Copy all the data exactly, except the pictures.

▸ **Extracted material**:
____________

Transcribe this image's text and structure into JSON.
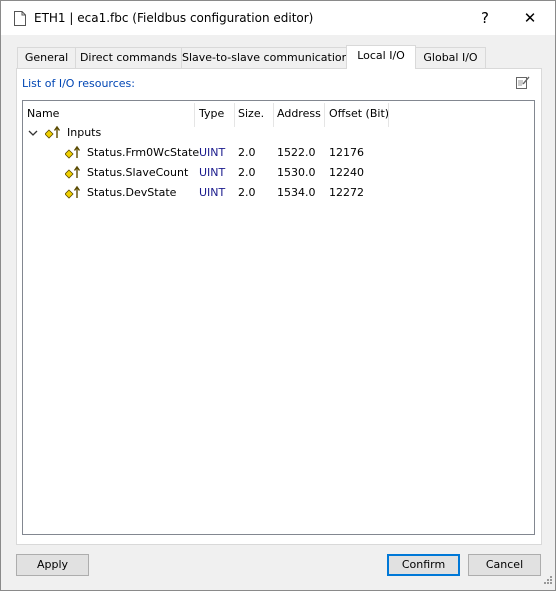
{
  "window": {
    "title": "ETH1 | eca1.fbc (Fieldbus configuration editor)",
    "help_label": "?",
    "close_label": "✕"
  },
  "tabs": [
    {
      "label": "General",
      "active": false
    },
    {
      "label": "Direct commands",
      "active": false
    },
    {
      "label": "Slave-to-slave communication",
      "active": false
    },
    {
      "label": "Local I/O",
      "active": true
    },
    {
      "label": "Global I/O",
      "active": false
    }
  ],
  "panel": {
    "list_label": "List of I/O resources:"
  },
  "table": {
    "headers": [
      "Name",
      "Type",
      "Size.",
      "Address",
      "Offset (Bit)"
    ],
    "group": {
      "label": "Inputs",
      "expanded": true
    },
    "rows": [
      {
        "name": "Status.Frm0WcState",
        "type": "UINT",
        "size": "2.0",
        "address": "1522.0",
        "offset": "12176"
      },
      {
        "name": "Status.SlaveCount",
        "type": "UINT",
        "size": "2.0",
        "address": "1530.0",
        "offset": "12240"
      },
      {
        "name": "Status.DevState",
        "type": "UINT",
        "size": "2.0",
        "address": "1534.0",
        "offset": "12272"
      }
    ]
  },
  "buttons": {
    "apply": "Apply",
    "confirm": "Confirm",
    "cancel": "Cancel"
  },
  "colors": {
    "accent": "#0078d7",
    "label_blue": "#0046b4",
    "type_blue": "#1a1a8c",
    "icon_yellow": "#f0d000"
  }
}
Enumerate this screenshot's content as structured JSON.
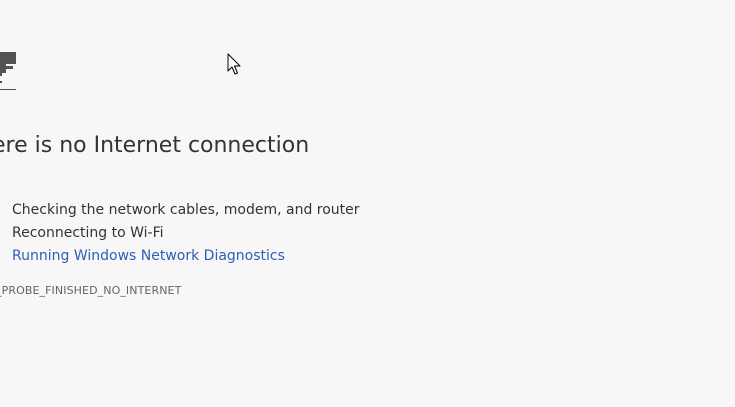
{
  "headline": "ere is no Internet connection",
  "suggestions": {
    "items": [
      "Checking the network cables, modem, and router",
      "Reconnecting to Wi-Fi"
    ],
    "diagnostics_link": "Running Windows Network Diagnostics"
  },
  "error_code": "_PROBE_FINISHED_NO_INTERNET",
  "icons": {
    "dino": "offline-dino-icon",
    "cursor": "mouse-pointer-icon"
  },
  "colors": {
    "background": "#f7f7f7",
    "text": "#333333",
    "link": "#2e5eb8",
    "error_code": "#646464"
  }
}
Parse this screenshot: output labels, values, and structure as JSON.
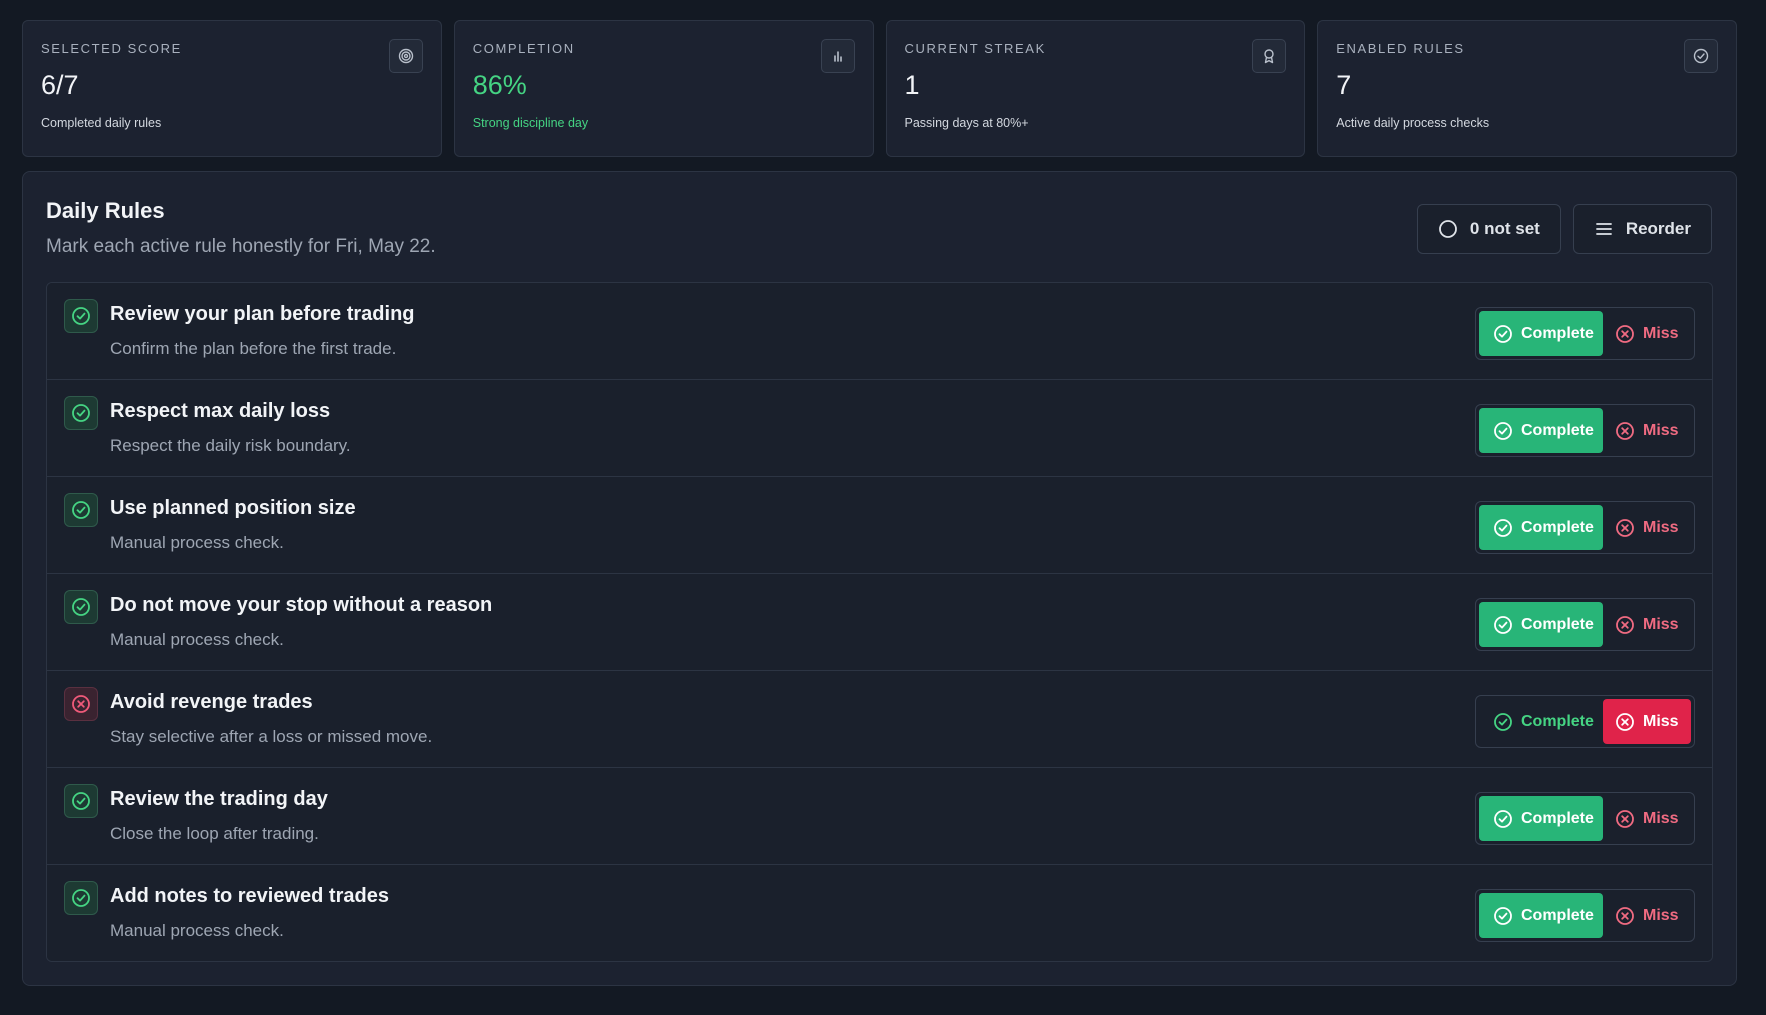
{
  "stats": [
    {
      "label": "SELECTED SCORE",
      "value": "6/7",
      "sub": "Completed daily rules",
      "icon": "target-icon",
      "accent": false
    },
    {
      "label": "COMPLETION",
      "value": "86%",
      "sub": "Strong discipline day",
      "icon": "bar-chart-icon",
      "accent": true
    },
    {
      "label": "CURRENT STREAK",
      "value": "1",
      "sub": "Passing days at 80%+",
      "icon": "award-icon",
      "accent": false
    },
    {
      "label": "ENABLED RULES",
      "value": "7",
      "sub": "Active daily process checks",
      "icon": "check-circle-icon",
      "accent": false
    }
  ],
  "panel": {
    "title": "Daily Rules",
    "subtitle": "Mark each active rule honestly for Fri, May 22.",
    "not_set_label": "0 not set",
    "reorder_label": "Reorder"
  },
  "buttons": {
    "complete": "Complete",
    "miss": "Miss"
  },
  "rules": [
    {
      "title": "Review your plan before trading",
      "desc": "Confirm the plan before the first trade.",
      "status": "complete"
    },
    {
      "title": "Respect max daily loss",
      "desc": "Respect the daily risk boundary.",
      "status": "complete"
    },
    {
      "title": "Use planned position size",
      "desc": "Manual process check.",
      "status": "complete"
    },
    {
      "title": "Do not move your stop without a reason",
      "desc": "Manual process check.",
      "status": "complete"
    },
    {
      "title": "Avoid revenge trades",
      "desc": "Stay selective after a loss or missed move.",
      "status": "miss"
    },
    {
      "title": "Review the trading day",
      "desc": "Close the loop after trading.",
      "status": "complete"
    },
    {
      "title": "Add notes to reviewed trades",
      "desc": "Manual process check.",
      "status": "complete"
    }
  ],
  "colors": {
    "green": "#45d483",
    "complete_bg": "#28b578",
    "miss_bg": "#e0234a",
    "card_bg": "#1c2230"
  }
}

____________

▸ **Response**:
Transcribe this image's text and structure into JSON.
{
  "window": {
    "title": "ETH1 | eca1.fbc (Fieldbus configuration editor)",
    "help_label": "?",
    "close_label": "✕"
  },
  "tabs": [
    {
      "label": "General",
      "active": false
    },
    {
      "label": "Direct commands",
      "active": false
    },
    {
      "label": "Slave-to-slave communication",
      "active": false
    },
    {
      "label": "Local I/O",
      "active": true
    },
    {
      "label": "Global I/O",
      "active": false
    }
  ],
  "panel": {
    "list_label": "List of I/O resources:"
  },
  "table": {
    "headers": [
      "Name",
      "Type",
      "Size.",
      "Address",
      "Offset (Bit)"
    ],
    "group": {
      "label": "Inputs",
      "expanded": true
    },
    "rows": [
      {
        "name": "Status.Frm0WcState",
        "type": "UINT",
        "size": "2.0",
        "address": "1522.0",
        "offset": "12176"
      },
      {
        "name": "Status.SlaveCount",
        "type": "UINT",
        "size": "2.0",
        "address": "1530.0",
        "offset": "12240"
      },
      {
        "name": "Status.DevState",
        "type": "UINT",
        "size": "2.0",
        "address": "1534.0",
        "offset": "12272"
      }
    ]
  },
  "buttons": {
    "apply": "Apply",
    "confirm": "Confirm",
    "cancel": "Cancel"
  },
  "colors": {
    "accent": "#0078d7",
    "label_blue": "#0046b4",
    "type_blue": "#1a1a8c",
    "icon_yellow": "#f0d000"
  }
}
Enumerate this screenshot's content as structured JSON.
{
  "headline": "ere is no Internet connection",
  "suggestions": {
    "items": [
      "Checking the network cables, modem, and router",
      "Reconnecting to Wi-Fi"
    ],
    "diagnostics_link": "Running Windows Network Diagnostics"
  },
  "error_code": "_PROBE_FINISHED_NO_INTERNET",
  "icons": {
    "dino": "offline-dino-icon",
    "cursor": "mouse-pointer-icon"
  },
  "colors": {
    "background": "#f7f7f7",
    "text": "#333333",
    "link": "#2e5eb8",
    "error_code": "#646464"
  }
}
Parse this screenshot: output labels, values, and structure as JSON.
{
  "stats": [
    {
      "label": "SELECTED SCORE",
      "value": "6/7",
      "sub": "Completed daily rules",
      "icon": "target-icon",
      "accent": false
    },
    {
      "label": "COMPLETION",
      "value": "86%",
      "sub": "Strong discipline day",
      "icon": "bar-chart-icon",
      "accent": true
    },
    {
      "label": "CURRENT STREAK",
      "value": "1",
      "sub": "Passing days at 80%+",
      "icon": "award-icon",
      "accent": false
    },
    {
      "label": "ENABLED RULES",
      "value": "7",
      "sub": "Active daily process checks",
      "icon": "check-circle-icon",
      "accent": false
    }
  ],
  "panel": {
    "title": "Daily Rules",
    "subtitle": "Mark each active rule honestly for Fri, May 22.",
    "not_set_label": "0 not set",
    "reorder_label": "Reorder"
  },
  "buttons": {
    "complete": "Complete",
    "miss": "Miss"
  },
  "rules": [
    {
      "title": "Review your plan before trading",
      "desc": "Confirm the plan before the first trade.",
      "status": "complete"
    },
    {
      "title": "Respect max daily loss",
      "desc": "Respect the daily risk boundary.",
      "status": "complete"
    },
    {
      "title": "Use planned position size",
      "desc": "Manual process check.",
      "status": "complete"
    },
    {
      "title": "Do not move your stop without a reason",
      "desc": "Manual process check.",
      "status": "complete"
    },
    {
      "title": "Avoid revenge trades",
      "desc": "Stay selective after a loss or missed move.",
      "status": "miss"
    },
    {
      "title": "Review the trading day",
      "desc": "Close the loop after trading.",
      "status": "complete"
    },
    {
      "title": "Add notes to reviewed trades",
      "desc": "Manual process check.",
      "status": "complete"
    }
  ],
  "colors": {
    "green": "#45d483",
    "complete_bg": "#28b578",
    "miss_bg": "#e0234a",
    "card_bg": "#1c2230"
  }
}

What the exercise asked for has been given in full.